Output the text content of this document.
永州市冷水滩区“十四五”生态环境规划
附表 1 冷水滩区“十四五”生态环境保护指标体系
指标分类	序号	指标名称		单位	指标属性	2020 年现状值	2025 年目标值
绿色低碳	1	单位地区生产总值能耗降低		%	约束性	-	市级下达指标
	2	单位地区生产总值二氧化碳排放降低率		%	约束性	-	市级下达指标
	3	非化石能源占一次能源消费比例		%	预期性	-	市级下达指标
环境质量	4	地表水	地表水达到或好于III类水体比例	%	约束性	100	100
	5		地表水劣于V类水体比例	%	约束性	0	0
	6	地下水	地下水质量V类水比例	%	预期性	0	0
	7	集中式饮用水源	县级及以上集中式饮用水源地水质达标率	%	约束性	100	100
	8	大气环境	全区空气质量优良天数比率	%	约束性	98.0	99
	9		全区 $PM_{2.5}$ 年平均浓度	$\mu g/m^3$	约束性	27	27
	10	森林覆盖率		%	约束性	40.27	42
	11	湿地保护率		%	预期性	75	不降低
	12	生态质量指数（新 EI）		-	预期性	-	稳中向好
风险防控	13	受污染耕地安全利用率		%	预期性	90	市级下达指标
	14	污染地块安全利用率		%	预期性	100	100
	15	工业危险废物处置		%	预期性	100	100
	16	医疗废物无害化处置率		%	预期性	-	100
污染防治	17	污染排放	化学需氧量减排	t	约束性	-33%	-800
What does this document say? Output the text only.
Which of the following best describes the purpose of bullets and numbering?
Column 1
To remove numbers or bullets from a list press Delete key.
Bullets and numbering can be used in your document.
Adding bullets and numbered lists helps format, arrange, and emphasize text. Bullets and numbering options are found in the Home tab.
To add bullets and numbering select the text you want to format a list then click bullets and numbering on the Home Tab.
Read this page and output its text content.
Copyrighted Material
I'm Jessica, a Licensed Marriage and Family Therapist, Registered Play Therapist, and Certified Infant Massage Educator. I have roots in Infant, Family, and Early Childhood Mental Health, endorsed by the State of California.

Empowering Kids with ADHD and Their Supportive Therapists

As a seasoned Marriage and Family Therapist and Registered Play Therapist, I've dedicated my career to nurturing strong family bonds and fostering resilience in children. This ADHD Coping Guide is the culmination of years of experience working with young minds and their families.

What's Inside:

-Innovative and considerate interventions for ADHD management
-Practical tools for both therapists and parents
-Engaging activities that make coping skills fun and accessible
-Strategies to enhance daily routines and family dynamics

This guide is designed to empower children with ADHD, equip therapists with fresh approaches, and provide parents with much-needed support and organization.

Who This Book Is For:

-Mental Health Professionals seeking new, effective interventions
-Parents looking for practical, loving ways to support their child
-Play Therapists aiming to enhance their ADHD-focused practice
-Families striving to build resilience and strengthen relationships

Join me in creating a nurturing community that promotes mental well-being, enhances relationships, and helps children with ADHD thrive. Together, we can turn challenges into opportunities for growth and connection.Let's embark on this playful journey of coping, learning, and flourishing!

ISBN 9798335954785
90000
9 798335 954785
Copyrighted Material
# # #
• **TASK STATEMENT**
The records above need to be transcribed in full. Keep every character unchanged.

• **ANSWER BELOW**
Output the text content of this document.
永州市冷水滩区“十四五”生态环境规划
附表 1 冷水滩区“十四五”生态环境保护指标体系
指标分类	序号	指标名称		单位	指标属性	2020 年现状值	2025 年目标值
绿色低碳	1	单位地区生产总值能耗降低		%	约束性	-	市级下达指标
	2	单位地区生产总值二氧化碳排放降低率		%	约束性	-	市级下达指标
	3	非化石能源占一次能源消费比例		%	预期性	-	市级下达指标
环境质量	4	地表水	地表水达到或好于III类水体比例	%	约束性	100	100
	5		地表水劣于V类水体比例	%	约束性	0	0
	6	地下水	地下水质量V类水比例	%	预期性	0	0
	7	集中式饮用水源	县级及以上集中式饮用水源地水质达标率	%	约束性	100	100
	8	大气环境	全区空气质量优良天数比率	%	约束性	98.0	99
	9		全区 $PM_{2.5}$ 年平均浓度	$\mu g/m^3$	约束性	27	27
	10	森林覆盖率		%	约束性	40.27	42
	11	湿地保护率		%	预期性	75	不降低
	12	生态质量指数（新 EI）		-	预期性	-	稳中向好
风险防控	13	受污染耕地安全利用率		%	预期性	90	市级下达指标
	14	污染地块安全利用率		%	预期性	100	100
	15	工业危险废物处置		%	预期性	100	100
	16	医疗废物无害化处置率		%	预期性	-	100
污染防治	17	污染排放	化学需氧量减排	t	约束性	-33%	-800
What does this document say? Output the text only.
Which of the following best describes the purpose of bullets and numbering?
Column 1
To remove numbers or bullets from a list press Delete key.
Bullets and numbering can be used in your document.
Adding bullets and numbered lists helps format, arrange, and emphasize text. Bullets and numbering options are found in the Home tab.
To add bullets and numbering select the text you want to format a list then click bullets and numbering on the Home Tab.
Read this page and output its text content.
Copyrighted Material
I'm Jessica, a Licensed Marriage and Family Therapist, Registered Play Therapist, and Certified Infant Massage Educator. I have roots in Infant, Family, and Early Childhood Mental Health, endorsed by the State of California.

Empowering Kids with ADHD and Their Supportive Therapists

As a seasoned Marriage and Family Therapist and Registered Play Therapist, I've dedicated my career to nurturing strong family bonds and fostering resilience in children. This ADHD Coping Guide is the culmination of years of experience working with young minds and their families.

What's Inside:

-Innovative and considerate interventions for ADHD management
-Practical tools for both therapists and parents
-Engaging activities that make coping skills fun and accessible
-Strategies to enhance daily routines and family dynamics

This guide is designed to empower children with ADHD, equip therapists with fresh approaches, and provide parents with much-needed support and organization.

Who This Book Is For:

-Mental Health Professionals seeking new, effective interventions
-Parents looking for practical, loving ways to support their child
-Play Therapists aiming to enhance their ADHD-focused practice
-Families striving to build resilience and strengthen relationships

Join me in creating a nurturing community that promotes mental well-being, enhances relationships, and helps children with ADHD thrive. Together, we can turn challenges into opportunities for growth and connection.Let's embark on this playful journey of coping, learning, and flourishing!

ISBN 9798335954785
90000
9 798335 954785
Copyrighted Material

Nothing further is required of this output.